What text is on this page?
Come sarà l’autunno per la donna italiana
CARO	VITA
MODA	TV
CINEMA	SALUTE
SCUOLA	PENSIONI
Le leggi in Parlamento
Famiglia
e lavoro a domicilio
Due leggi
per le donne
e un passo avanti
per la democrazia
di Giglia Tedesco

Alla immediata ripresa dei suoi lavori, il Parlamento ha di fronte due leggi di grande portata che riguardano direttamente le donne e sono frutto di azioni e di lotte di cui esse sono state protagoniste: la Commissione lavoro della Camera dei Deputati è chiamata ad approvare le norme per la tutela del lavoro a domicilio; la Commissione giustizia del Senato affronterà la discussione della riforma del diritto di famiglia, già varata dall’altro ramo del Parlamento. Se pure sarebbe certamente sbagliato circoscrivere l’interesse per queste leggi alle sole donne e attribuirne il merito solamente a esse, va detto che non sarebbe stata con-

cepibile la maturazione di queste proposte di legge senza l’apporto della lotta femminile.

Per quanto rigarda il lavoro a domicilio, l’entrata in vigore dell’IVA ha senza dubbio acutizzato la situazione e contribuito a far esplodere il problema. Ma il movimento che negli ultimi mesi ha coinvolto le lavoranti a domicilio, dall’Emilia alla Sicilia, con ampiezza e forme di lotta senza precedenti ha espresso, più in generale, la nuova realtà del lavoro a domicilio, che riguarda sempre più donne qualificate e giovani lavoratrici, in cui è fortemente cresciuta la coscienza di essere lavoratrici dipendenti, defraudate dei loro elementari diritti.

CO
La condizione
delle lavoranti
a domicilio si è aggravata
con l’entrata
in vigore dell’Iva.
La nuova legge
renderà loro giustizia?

▶ [Your task]:
Write out all of the records above exactly as they appear.

▶ [Response]:
What text is on this page?
Come sarà l’autunno per la donna italiana
CARO	VITA
MODA	TV
CINEMA	SALUTE
SCUOLA	PENSIONI
Le leggi in Parlamento
Famiglia
e lavoro a domicilio
Due leggi
per le donne
e un passo avanti
per la democrazia
di Giglia Tedesco

Alla immediata ripresa dei suoi lavori, il Parlamento ha di fronte due leggi di grande portata che riguardano direttamente le donne e sono frutto di azioni e di lotte di cui esse sono state protagoniste: la Commissione lavoro della Camera dei Deputati è chiamata ad approvare le norme per la tutela del lavoro a domicilio; la Commissione giustizia del Senato affronterà la discussione della riforma del diritto di famiglia, già varata dall’altro ramo del Parlamento. Se pure sarebbe certamente sbagliato circoscrivere l’interesse per queste leggi alle sole donne e attribuirne il merito solamente a esse, va detto che non sarebbe stata con-

cepibile la maturazione di queste proposte di legge senza l’apporto della lotta femminile.

Per quanto rigarda il lavoro a domicilio, l’entrata in vigore dell’IVA ha senza dubbio acutizzato la situazione e contribuito a far esplodere il problema. Ma il movimento che negli ultimi mesi ha coinvolto le lavoranti a domicilio, dall’Emilia alla Sicilia, con ampiezza e forme di lotta senza precedenti ha espresso, più in generale, la nuova realtà del lavoro a domicilio, che riguarda sempre più donne qualificate e giovani lavoratrici, in cui è fortemente cresciuta la coscienza di essere lavoratrici dipendenti, defraudate dei loro elementari diritti.

CO
La condizione
delle lavoranti
a domicilio si è aggravata
con l’entrata
in vigore dell’Iva.
La nuova legge
renderà loro giustizia?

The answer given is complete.